• What you should do: Look through the data below. Pick out the lines holding the string "Testung".
***** Stored records *****
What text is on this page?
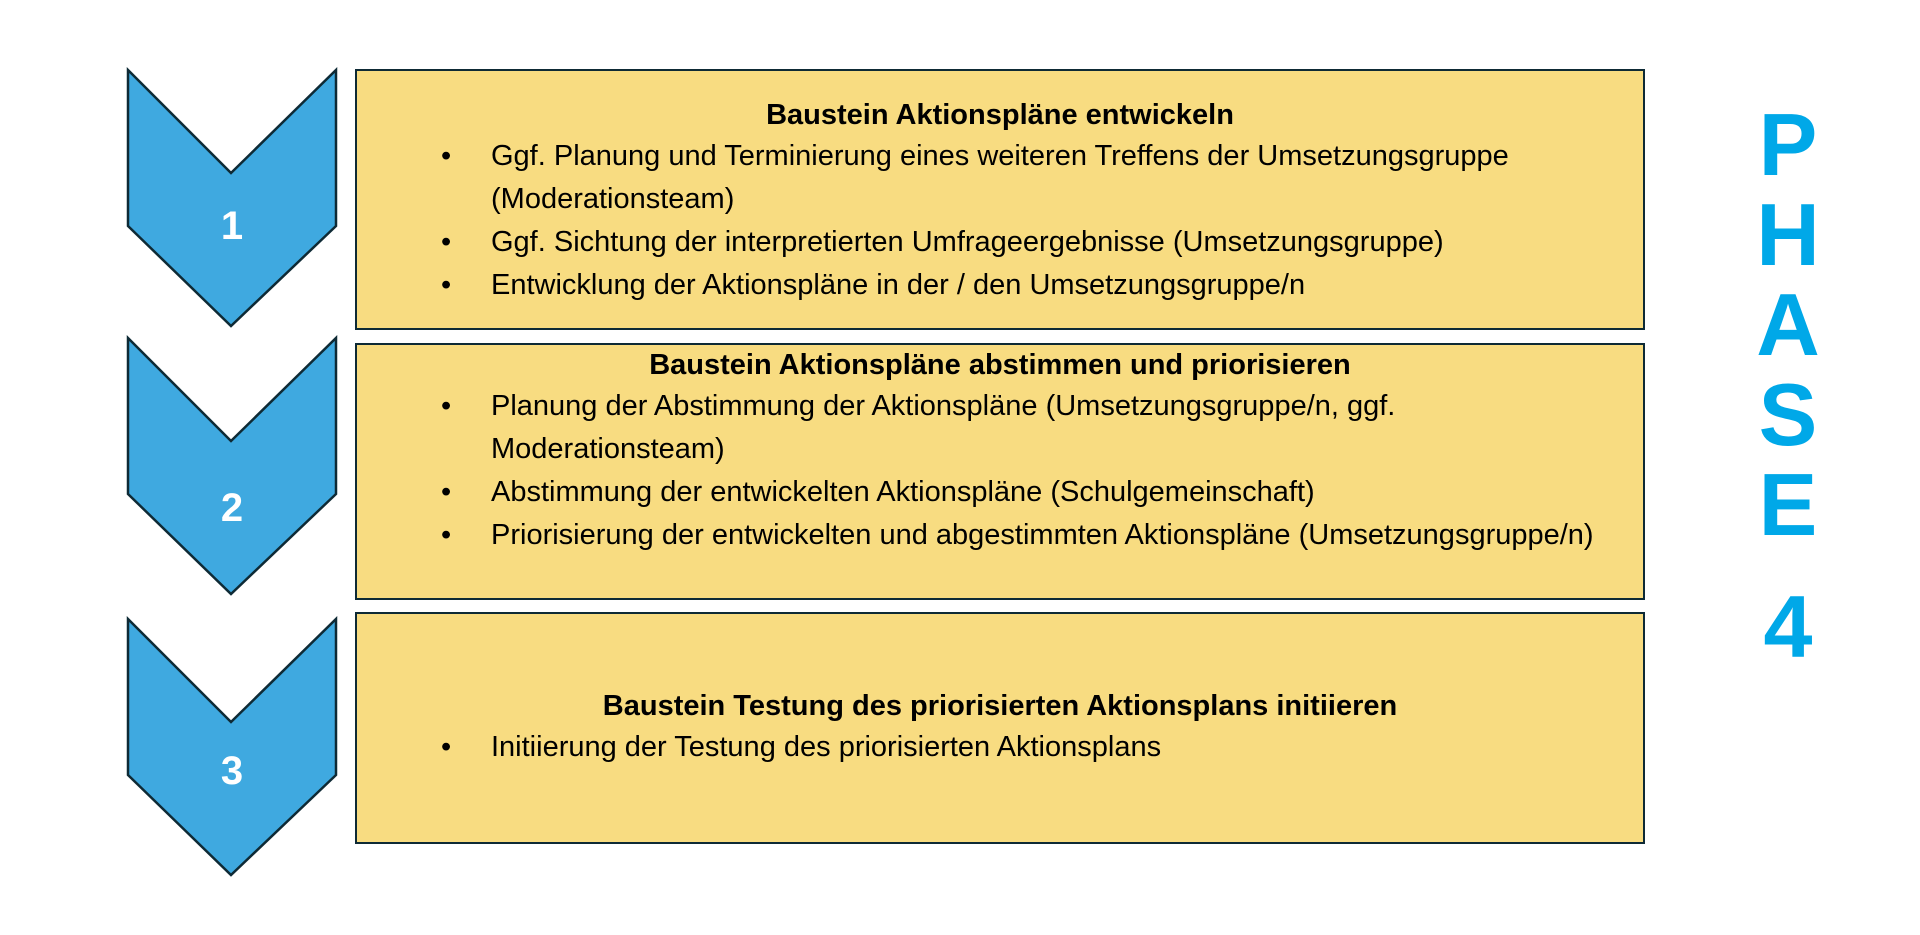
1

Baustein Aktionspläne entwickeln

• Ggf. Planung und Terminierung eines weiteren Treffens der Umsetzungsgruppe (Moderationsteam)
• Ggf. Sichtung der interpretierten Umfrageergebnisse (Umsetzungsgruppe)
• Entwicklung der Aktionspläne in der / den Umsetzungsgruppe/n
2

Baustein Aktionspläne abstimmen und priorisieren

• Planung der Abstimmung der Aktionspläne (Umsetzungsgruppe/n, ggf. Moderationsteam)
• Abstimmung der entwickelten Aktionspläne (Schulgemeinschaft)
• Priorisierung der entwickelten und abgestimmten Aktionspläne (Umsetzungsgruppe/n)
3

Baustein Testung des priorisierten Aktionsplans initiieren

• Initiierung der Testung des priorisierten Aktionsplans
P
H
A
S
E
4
*****
***** Stored records *****
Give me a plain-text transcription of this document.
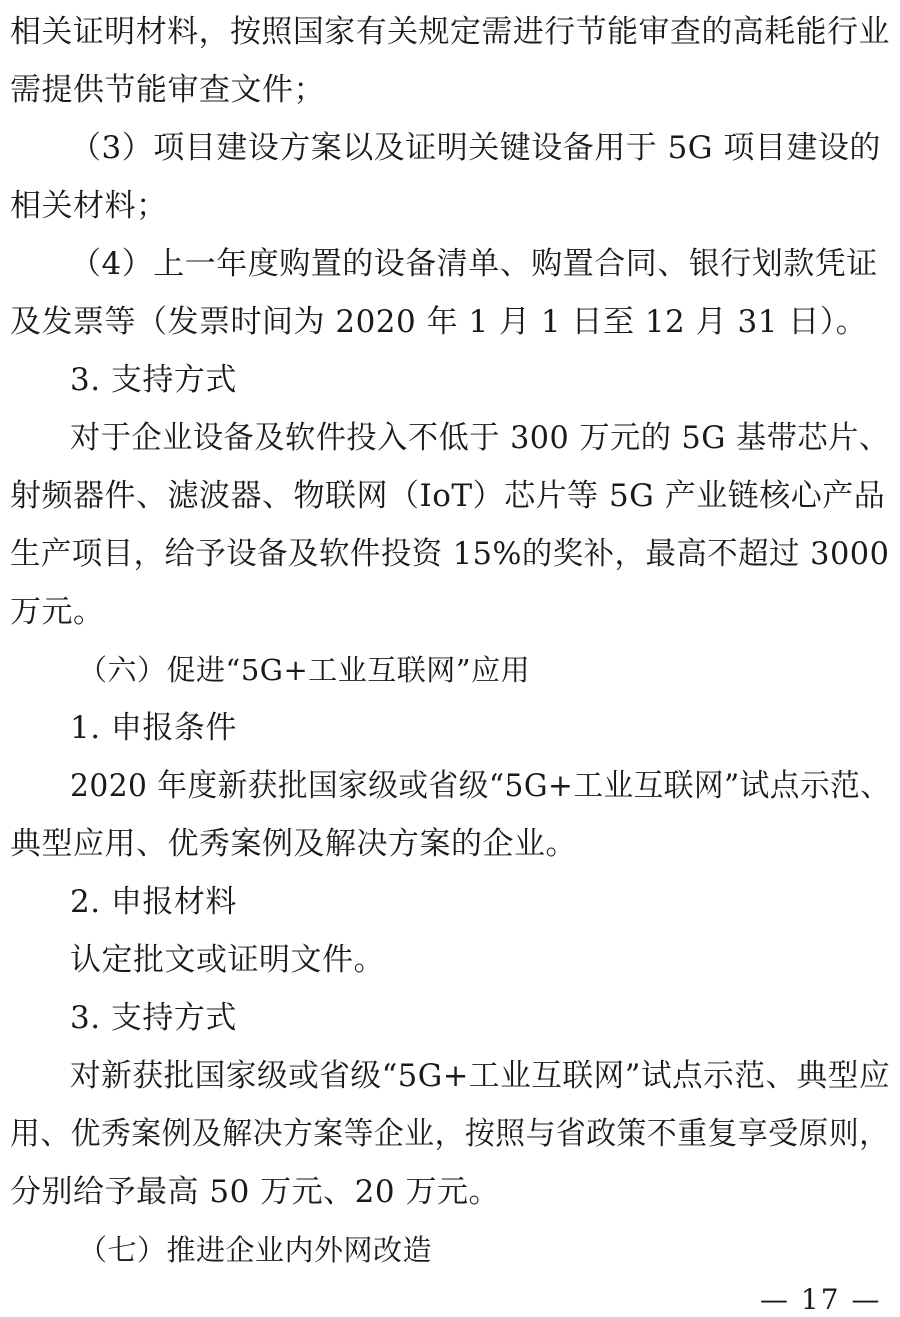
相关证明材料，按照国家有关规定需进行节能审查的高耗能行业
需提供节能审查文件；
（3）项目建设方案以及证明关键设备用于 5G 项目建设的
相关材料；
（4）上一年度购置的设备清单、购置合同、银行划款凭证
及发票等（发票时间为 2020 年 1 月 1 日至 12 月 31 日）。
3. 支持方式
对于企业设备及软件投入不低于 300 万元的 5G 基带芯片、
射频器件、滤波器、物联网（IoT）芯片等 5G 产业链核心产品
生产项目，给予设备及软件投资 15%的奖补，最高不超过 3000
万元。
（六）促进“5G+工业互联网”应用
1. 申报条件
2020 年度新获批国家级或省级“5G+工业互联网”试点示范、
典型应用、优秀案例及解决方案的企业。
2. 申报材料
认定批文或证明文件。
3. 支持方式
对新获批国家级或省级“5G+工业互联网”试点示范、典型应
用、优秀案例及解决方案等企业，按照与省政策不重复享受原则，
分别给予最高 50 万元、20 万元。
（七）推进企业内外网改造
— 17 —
*****
• Answer to the problem:
Baustein Testung des priorisierten Aktionsplans initiieren
• Initiierung der Testung des priorisierten Aktionsplans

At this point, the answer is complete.